__Aim__:
Repeat the material exactly as it appears.

_____

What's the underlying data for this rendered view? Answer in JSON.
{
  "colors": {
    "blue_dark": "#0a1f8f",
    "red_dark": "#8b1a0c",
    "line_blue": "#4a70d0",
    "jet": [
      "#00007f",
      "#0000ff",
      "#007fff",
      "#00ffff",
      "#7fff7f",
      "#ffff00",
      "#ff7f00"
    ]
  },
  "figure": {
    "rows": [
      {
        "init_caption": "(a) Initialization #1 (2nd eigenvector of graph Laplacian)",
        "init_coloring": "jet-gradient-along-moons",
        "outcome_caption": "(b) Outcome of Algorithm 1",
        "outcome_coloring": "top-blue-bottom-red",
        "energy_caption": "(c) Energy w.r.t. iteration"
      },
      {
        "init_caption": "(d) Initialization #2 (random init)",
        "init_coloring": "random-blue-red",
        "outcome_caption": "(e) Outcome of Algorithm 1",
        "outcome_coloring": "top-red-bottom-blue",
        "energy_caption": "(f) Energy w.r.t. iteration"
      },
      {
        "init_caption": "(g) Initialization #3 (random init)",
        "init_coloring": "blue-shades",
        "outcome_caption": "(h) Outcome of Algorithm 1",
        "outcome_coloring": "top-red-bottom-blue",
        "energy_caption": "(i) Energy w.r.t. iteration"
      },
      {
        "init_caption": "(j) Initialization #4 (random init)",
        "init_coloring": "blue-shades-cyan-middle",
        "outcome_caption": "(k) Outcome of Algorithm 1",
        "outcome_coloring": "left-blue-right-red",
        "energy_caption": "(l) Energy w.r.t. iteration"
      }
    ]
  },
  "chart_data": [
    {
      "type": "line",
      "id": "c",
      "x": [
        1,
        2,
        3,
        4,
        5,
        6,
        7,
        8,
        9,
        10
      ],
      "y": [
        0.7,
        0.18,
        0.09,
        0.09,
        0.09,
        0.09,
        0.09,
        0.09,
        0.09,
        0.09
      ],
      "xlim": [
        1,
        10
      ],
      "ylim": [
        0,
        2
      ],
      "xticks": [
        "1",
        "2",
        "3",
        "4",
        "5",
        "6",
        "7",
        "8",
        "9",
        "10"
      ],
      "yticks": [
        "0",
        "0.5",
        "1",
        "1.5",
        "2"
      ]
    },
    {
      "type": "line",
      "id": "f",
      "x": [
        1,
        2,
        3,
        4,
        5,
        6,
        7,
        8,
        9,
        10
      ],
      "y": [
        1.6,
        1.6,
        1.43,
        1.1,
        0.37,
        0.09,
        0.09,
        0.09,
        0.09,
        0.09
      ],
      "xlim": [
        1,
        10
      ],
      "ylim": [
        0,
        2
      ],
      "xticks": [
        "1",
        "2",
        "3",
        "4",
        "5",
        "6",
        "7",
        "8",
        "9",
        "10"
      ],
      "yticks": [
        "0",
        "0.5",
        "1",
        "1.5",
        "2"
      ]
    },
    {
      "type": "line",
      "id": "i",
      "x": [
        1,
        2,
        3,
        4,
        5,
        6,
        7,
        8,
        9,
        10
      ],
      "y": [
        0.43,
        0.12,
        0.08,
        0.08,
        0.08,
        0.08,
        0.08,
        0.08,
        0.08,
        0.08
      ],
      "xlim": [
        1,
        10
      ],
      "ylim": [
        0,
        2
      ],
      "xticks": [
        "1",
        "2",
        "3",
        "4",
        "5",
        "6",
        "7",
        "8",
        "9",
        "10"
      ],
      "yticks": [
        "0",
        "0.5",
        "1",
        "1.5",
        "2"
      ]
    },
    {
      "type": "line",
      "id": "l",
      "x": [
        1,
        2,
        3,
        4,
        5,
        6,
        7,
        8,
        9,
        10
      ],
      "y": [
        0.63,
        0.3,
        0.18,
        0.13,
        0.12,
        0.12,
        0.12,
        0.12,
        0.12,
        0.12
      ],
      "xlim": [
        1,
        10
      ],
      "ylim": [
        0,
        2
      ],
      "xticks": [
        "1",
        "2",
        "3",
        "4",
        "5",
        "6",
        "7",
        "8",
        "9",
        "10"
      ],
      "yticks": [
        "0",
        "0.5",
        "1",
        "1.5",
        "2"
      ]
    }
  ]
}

_____

__Answer to the problem__:
What's the underlying data for this rendered view? Answer in JSON.
{
  "colors": {
    "blue_dark": "#0a1f8f",
    "red_dark": "#8b1a0c",
    "line_blue": "#4a70d0",
    "jet": [
      "#00007f",
      "#0000ff",
      "#007fff",
      "#00ffff",
      "#7fff7f",
      "#ffff00",
      "#ff7f00"
    ]
  },
  "figure": {
    "rows": [
      {
        "init_caption": "(a) Initialization #1 (2nd eigenvector of graph Laplacian)",
        "init_coloring": "jet-gradient-along-moons",
        "outcome_caption": "(b) Outcome of Algorithm 1",
        "outcome_coloring": "top-blue-bottom-red",
        "energy_caption": "(c) Energy w.r.t. iteration"
      },
      {
        "init_caption": "(d) Initialization #2 (random init)",
        "init_coloring": "random-blue-red",
        "outcome_caption": "(e) Outcome of Algorithm 1",
        "outcome_coloring": "top-red-bottom-blue",
        "energy_caption": "(f) Energy w.r.t. iteration"
      },
      {
        "init_caption": "(g) Initialization #3 (random init)",
        "init_coloring": "blue-shades",
        "outcome_caption": "(h) Outcome of Algorithm 1",
        "outcome_coloring": "top-red-bottom-blue",
        "energy_caption": "(i) Energy w.r.t. iteration"
      },
      {
        "init_caption": "(j) Initialization #4 (random init)",
        "init_coloring": "blue-shades-cyan-middle",
        "outcome_caption": "(k) Outcome of Algorithm 1",
        "outcome_coloring": "left-blue-right-red",
        "energy_caption": "(l) Energy w.r.t. iteration"
      }
    ]
  },
  "chart_data": [
    {
      "type": "line",
      "id": "c",
      "x": [
        1,
        2,
        3,
        4,
        5,
        6,
        7,
        8,
        9,
        10
      ],
      "y": [
        0.7,
        0.18,
        0.09,
        0.09,
        0.09,
        0.09,
        0.09,
        0.09,
        0.09,
        0.09
      ],
      "xlim": [
        1,
        10
      ],
      "ylim": [
        0,
        2
      ],
      "xticks": [
        "1",
        "2",
        "3",
        "4",
        "5",
        "6",
        "7",
        "8",
        "9",
        "10"
      ],
      "yticks": [
        "0",
        "0.5",
        "1",
        "1.5",
        "2"
      ]
    },
    {
      "type": "line",
      "id": "f",
      "x": [
        1,
        2,
        3,
        4,
        5,
        6,
        7,
        8,
        9,
        10
      ],
      "y": [
        1.6,
        1.6,
        1.43,
        1.1,
        0.37,
        0.09,
        0.09,
        0.09,
        0.09,
        0.09
      ],
      "xlim": [
        1,
        10
      ],
      "ylim": [
        0,
        2
      ],
      "xticks": [
        "1",
        "2",
        "3",
        "4",
        "5",
        "6",
        "7",
        "8",
        "9",
        "10"
      ],
      "yticks": [
        "0",
        "0.5",
        "1",
        "1.5",
        "2"
      ]
    },
    {
      "type": "line",
      "id": "i",
      "x": [
        1,
        2,
        3,
        4,
        5,
        6,
        7,
        8,
        9,
        10
      ],
      "y": [
        0.43,
        0.12,
        0.08,
        0.08,
        0.08,
        0.08,
        0.08,
        0.08,
        0.08,
        0.08
      ],
      "xlim": [
        1,
        10
      ],
      "ylim": [
        0,
        2
      ],
      "xticks": [
        "1",
        "2",
        "3",
        "4",
        "5",
        "6",
        "7",
        "8",
        "9",
        "10"
      ],
      "yticks": [
        "0",
        "0.5",
        "1",
        "1.5",
        "2"
      ]
    },
    {
      "type": "line",
      "id": "l",
      "x": [
        1,
        2,
        3,
        4,
        5,
        6,
        7,
        8,
        9,
        10
      ],
      "y": [
        0.63,
        0.3,
        0.18,
        0.13,
        0.12,
        0.12,
        0.12,
        0.12,
        0.12,
        0.12
      ],
      "xlim": [
        1,
        10
      ],
      "ylim": [
        0,
        2
      ],
      "xticks": [
        "1",
        "2",
        "3",
        "4",
        "5",
        "6",
        "7",
        "8",
        "9",
        "10"
      ],
      "yticks": [
        "0",
        "0.5",
        "1",
        "1.5",
        "2"
      ]
    }
  ]
}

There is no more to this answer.